▶ TASK TO COMPLETE
Write the listing below out again exactly, dropping the images.

[start DATASET EXCERPTS]

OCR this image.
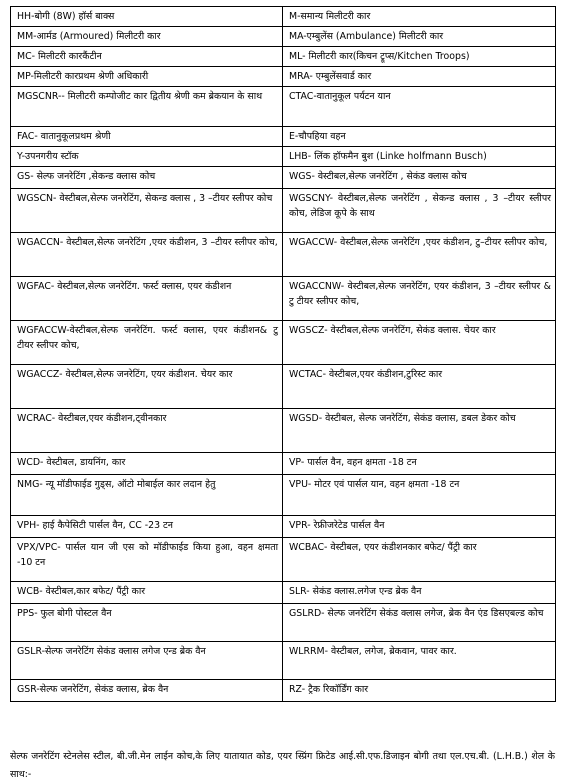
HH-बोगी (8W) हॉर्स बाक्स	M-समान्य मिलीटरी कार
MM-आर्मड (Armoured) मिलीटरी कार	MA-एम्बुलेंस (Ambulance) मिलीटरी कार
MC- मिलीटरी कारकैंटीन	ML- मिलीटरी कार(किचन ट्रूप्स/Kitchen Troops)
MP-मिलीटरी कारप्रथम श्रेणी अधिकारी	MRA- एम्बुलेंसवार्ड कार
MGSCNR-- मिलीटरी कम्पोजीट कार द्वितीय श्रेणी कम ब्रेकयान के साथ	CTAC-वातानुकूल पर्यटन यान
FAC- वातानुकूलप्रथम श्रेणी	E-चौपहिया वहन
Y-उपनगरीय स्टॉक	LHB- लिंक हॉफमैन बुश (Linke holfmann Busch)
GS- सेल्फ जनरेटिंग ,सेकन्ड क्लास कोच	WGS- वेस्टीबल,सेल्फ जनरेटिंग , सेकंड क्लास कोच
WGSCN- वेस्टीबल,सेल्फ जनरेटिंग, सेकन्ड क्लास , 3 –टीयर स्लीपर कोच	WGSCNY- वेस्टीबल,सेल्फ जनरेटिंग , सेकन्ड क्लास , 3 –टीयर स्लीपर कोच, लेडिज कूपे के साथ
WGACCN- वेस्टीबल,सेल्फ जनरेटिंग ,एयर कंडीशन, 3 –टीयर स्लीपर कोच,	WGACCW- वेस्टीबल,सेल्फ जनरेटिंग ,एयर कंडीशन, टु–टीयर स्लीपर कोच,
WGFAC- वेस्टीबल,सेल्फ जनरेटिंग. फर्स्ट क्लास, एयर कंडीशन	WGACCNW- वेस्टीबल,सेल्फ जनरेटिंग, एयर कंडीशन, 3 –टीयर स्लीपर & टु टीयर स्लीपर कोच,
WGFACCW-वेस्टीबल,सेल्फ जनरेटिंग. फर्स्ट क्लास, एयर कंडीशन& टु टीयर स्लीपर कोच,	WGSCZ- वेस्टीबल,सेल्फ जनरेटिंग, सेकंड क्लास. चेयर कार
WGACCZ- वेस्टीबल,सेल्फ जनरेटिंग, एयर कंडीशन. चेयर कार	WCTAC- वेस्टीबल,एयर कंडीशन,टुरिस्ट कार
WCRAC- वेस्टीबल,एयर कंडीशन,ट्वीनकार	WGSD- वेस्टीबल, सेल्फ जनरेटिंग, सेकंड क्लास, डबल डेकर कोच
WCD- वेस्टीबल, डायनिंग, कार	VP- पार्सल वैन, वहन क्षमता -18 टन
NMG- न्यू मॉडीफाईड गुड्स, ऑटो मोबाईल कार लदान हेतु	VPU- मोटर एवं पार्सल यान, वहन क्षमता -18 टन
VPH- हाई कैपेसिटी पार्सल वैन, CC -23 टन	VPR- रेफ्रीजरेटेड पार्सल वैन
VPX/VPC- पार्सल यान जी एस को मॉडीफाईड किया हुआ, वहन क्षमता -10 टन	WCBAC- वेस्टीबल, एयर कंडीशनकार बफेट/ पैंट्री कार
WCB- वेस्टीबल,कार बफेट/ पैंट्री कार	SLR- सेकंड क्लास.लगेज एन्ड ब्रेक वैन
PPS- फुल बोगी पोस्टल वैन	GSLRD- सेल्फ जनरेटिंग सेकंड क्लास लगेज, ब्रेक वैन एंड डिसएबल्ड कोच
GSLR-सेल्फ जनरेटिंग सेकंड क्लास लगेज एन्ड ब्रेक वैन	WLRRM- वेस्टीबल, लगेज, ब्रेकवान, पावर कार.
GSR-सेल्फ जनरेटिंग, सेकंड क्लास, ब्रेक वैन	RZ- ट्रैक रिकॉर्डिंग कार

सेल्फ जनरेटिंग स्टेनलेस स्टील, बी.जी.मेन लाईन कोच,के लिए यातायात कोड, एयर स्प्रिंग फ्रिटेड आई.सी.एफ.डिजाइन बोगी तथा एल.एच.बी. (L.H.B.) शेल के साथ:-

[end DATASET EXCERPTS]

▶ SOLUTION TO THIS PROBLEM
OCR this image.
HH-बोगी (8W) हॉर्स बाक्स	M-समान्य मिलीटरी कार
MM-आर्मड (Armoured) मिलीटरी कार	MA-एम्बुलेंस (Ambulance) मिलीटरी कार
MC- मिलीटरी कारकैंटीन	ML- मिलीटरी कार(किचन ट्रूप्स/Kitchen Troops)
MP-मिलीटरी कारप्रथम श्रेणी अधिकारी	MRA- एम्बुलेंसवार्ड कार
MGSCNR-- मिलीटरी कम्पोजीट कार द्वितीय श्रेणी कम ब्रेकयान के साथ	CTAC-वातानुकूल पर्यटन यान
FAC- वातानुकूलप्रथम श्रेणी	E-चौपहिया वहन
Y-उपनगरीय स्टॉक	LHB- लिंक हॉफमैन बुश (Linke holfmann Busch)
GS- सेल्फ जनरेटिंग ,सेकन्ड क्लास कोच	WGS- वेस्टीबल,सेल्फ जनरेटिंग , सेकंड क्लास कोच
WGSCN- वेस्टीबल,सेल्फ जनरेटिंग, सेकन्ड क्लास , 3 –टीयर स्लीपर कोच	WGSCNY- वेस्टीबल,सेल्फ जनरेटिंग , सेकन्ड क्लास , 3 –टीयर स्लीपर कोच, लेडिज कूपे के साथ
WGACCN- वेस्टीबल,सेल्फ जनरेटिंग ,एयर कंडीशन, 3 –टीयर स्लीपर कोच,	WGACCW- वेस्टीबल,सेल्फ जनरेटिंग ,एयर कंडीशन, टु–टीयर स्लीपर कोच,
WGFAC- वेस्टीबल,सेल्फ जनरेटिंग. फर्स्ट क्लास, एयर कंडीशन	WGACCNW- वेस्टीबल,सेल्फ जनरेटिंग, एयर कंडीशन, 3 –टीयर स्लीपर & टु टीयर स्लीपर कोच,
WGFACCW-वेस्टीबल,सेल्फ जनरेटिंग. फर्स्ट क्लास, एयर कंडीशन& टु टीयर स्लीपर कोच,	WGSCZ- वेस्टीबल,सेल्फ जनरेटिंग, सेकंड क्लास. चेयर कार
WGACCZ- वेस्टीबल,सेल्फ जनरेटिंग, एयर कंडीशन. चेयर कार	WCTAC- वेस्टीबल,एयर कंडीशन,टुरिस्ट कार
WCRAC- वेस्टीबल,एयर कंडीशन,ट्वीनकार	WGSD- वेस्टीबल, सेल्फ जनरेटिंग, सेकंड क्लास, डबल डेकर कोच
WCD- वेस्टीबल, डायनिंग, कार	VP- पार्सल वैन, वहन क्षमता -18 टन
NMG- न्यू मॉडीफाईड गुड्स, ऑटो मोबाईल कार लदान हेतु	VPU- मोटर एवं पार्सल यान, वहन क्षमता -18 टन
VPH- हाई कैपेसिटी पार्सल वैन, CC -23 टन	VPR- रेफ्रीजरेटेड पार्सल वैन
VPX/VPC- पार्सल यान जी एस को मॉडीफाईड किया हुआ, वहन क्षमता -10 टन	WCBAC- वेस्टीबल, एयर कंडीशनकार बफेट/ पैंट्री कार
WCB- वेस्टीबल,कार बफेट/ पैंट्री कार	SLR- सेकंड क्लास.लगेज एन्ड ब्रेक वैन
PPS- फुल बोगी पोस्टल वैन	GSLRD- सेल्फ जनरेटिंग सेकंड क्लास लगेज, ब्रेक वैन एंड डिसएबल्ड कोच
GSLR-सेल्फ जनरेटिंग सेकंड क्लास लगेज एन्ड ब्रेक वैन	WLRRM- वेस्टीबल, लगेज, ब्रेकवान, पावर कार.
GSR-सेल्फ जनरेटिंग, सेकंड क्लास, ब्रेक वैन	RZ- ट्रैक रिकॉर्डिंग कार

सेल्फ जनरेटिंग स्टेनलेस स्टील, बी.जी.मेन लाईन कोच,के लिए यातायात कोड, एयर स्प्रिंग फ्रिटेड आई.सी.एफ.डिजाइन बोगी तथा एल.एच.बी. (L.H.B.) शेल के साथ:-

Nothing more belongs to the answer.